— START Provided entries —

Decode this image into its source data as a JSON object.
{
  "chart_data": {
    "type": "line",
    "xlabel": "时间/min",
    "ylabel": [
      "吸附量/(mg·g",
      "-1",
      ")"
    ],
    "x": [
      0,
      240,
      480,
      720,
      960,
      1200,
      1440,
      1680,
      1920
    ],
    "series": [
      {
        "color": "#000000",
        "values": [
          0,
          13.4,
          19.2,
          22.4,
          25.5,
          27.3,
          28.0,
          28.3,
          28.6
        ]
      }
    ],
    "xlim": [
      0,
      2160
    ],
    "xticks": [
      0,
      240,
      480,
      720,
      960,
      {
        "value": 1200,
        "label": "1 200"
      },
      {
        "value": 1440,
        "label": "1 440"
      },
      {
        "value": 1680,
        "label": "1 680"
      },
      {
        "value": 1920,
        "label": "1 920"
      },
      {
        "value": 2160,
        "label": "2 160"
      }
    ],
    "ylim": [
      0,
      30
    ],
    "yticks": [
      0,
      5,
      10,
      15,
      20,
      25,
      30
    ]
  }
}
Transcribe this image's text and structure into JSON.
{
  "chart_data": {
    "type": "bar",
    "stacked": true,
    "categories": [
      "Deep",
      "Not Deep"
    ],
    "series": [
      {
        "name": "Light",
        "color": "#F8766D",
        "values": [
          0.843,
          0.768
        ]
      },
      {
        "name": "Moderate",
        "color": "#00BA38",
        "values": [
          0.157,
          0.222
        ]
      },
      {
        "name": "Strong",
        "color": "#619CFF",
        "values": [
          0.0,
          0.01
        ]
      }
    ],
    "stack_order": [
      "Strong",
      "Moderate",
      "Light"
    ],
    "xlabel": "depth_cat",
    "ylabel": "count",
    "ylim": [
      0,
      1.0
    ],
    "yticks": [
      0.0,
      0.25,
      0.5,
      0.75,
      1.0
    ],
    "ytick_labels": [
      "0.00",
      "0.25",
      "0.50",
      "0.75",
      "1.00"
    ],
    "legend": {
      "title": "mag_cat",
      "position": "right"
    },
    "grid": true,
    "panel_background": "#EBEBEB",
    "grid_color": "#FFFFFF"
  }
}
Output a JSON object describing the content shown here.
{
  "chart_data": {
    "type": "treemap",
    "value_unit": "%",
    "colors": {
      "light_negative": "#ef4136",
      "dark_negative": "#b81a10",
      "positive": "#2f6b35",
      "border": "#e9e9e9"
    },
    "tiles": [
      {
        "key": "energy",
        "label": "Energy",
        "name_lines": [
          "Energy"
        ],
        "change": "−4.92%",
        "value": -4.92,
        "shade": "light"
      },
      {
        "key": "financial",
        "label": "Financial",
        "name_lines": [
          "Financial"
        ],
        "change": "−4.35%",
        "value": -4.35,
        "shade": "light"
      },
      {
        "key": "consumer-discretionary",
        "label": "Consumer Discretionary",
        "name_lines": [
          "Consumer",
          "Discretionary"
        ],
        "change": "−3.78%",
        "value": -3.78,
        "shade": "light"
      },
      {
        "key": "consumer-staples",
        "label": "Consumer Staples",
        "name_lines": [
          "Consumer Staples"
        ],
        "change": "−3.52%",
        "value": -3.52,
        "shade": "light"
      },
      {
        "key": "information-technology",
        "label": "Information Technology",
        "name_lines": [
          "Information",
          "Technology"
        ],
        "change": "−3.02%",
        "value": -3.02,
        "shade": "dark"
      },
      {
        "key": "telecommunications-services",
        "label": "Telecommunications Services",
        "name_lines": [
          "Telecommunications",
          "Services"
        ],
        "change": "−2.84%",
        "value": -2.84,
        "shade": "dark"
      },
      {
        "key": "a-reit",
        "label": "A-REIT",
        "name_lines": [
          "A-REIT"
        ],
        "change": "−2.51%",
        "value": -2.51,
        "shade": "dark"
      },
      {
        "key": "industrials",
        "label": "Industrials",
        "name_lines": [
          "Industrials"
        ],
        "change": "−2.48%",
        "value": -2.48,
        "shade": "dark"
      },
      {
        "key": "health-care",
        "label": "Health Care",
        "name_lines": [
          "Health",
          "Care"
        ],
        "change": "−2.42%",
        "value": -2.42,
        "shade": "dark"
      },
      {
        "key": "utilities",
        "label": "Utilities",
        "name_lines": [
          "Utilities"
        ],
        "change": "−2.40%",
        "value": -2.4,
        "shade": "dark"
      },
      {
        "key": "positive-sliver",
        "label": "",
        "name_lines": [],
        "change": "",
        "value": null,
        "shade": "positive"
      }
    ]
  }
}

— END Provided entries —

**Problem statement**
Repeat the listing in full, keeping every line exactly as it is.

**Result**
Decode this image into its source data as a JSON object.
{
  "chart_data": {
    "type": "line",
    "xlabel": "时间/min",
    "ylabel": [
      "吸附量/(mg·g",
      "-1",
      ")"
    ],
    "x": [
      0,
      240,
      480,
      720,
      960,
      1200,
      1440,
      1680,
      1920
    ],
    "series": [
      {
        "color": "#000000",
        "values": [
          0,
          13.4,
          19.2,
          22.4,
          25.5,
          27.3,
          28.0,
          28.3,
          28.6
        ]
      }
    ],
    "xlim": [
      0,
      2160
    ],
    "xticks": [
      0,
      240,
      480,
      720,
      960,
      {
        "value": 1200,
        "label": "1 200"
      },
      {
        "value": 1440,
        "label": "1 440"
      },
      {
        "value": 1680,
        "label": "1 680"
      },
      {
        "value": 1920,
        "label": "1 920"
      },
      {
        "value": 2160,
        "label": "2 160"
      }
    ],
    "ylim": [
      0,
      30
    ],
    "yticks": [
      0,
      5,
      10,
      15,
      20,
      25,
      30
    ]
  }
}
Transcribe this image's text and structure into JSON.
{
  "chart_data": {
    "type": "bar",
    "stacked": true,
    "categories": [
      "Deep",
      "Not Deep"
    ],
    "series": [
      {
        "name": "Light",
        "color": "#F8766D",
        "values": [
          0.843,
          0.768
        ]
      },
      {
        "name": "Moderate",
        "color": "#00BA38",
        "values": [
          0.157,
          0.222
        ]
      },
      {
        "name": "Strong",
        "color": "#619CFF",
        "values": [
          0.0,
          0.01
        ]
      }
    ],
    "stack_order": [
      "Strong",
      "Moderate",
      "Light"
    ],
    "xlabel": "depth_cat",
    "ylabel": "count",
    "ylim": [
      0,
      1.0
    ],
    "yticks": [
      0.0,
      0.25,
      0.5,
      0.75,
      1.0
    ],
    "ytick_labels": [
      "0.00",
      "0.25",
      "0.50",
      "0.75",
      "1.00"
    ],
    "legend": {
      "title": "mag_cat",
      "position": "right"
    },
    "grid": true,
    "panel_background": "#EBEBEB",
    "grid_color": "#FFFFFF"
  }
}
Output a JSON object describing the content shown here.
{
  "chart_data": {
    "type": "treemap",
    "value_unit": "%",
    "colors": {
      "light_negative": "#ef4136",
      "dark_negative": "#b81a10",
      "positive": "#2f6b35",
      "border": "#e9e9e9"
    },
    "tiles": [
      {
        "key": "energy",
        "label": "Energy",
        "name_lines": [
          "Energy"
        ],
        "change": "−4.92%",
        "value": -4.92,
        "shade": "light"
      },
      {
        "key": "financial",
        "label": "Financial",
        "name_lines": [
          "Financial"
        ],
        "change": "−4.35%",
        "value": -4.35,
        "shade": "light"
      },
      {
        "key": "consumer-discretionary",
        "label": "Consumer Discretionary",
        "name_lines": [
          "Consumer",
          "Discretionary"
        ],
        "change": "−3.78%",
        "value": -3.78,
        "shade": "light"
      },
      {
        "key": "consumer-staples",
        "label": "Consumer Staples",
        "name_lines": [
          "Consumer Staples"
        ],
        "change": "−3.52%",
        "value": -3.52,
        "shade": "light"
      },
      {
        "key": "information-technology",
        "label": "Information Technology",
        "name_lines": [
          "Information",
          "Technology"
        ],
        "change": "−3.02%",
        "value": -3.02,
        "shade": "dark"
      },
      {
        "key": "telecommunications-services",
        "label": "Telecommunications Services",
        "name_lines": [
          "Telecommunications",
          "Services"
        ],
        "change": "−2.84%",
        "value": -2.84,
        "shade": "dark"
      },
      {
        "key": "a-reit",
        "label": "A-REIT",
        "name_lines": [
          "A-REIT"
        ],
        "change": "−2.51%",
        "value": -2.51,
        "shade": "dark"
      },
      {
        "key": "industrials",
        "label": "Industrials",
        "name_lines": [
          "Industrials"
        ],
        "change": "−2.48%",
        "value": -2.48,
        "shade": "dark"
      },
      {
        "key": "health-care",
        "label": "Health Care",
        "name_lines": [
          "Health",
          "Care"
        ],
        "change": "−2.42%",
        "value": -2.42,
        "shade": "dark"
      },
      {
        "key": "utilities",
        "label": "Utilities",
        "name_lines": [
          "Utilities"
        ],
        "change": "−2.40%",
        "value": -2.4,
        "shade": "dark"
      },
      {
        "key": "positive-sliver",
        "label": "",
        "name_lines": [],
        "change": "",
        "value": null,
        "shade": "positive"
      }
    ]
  }
}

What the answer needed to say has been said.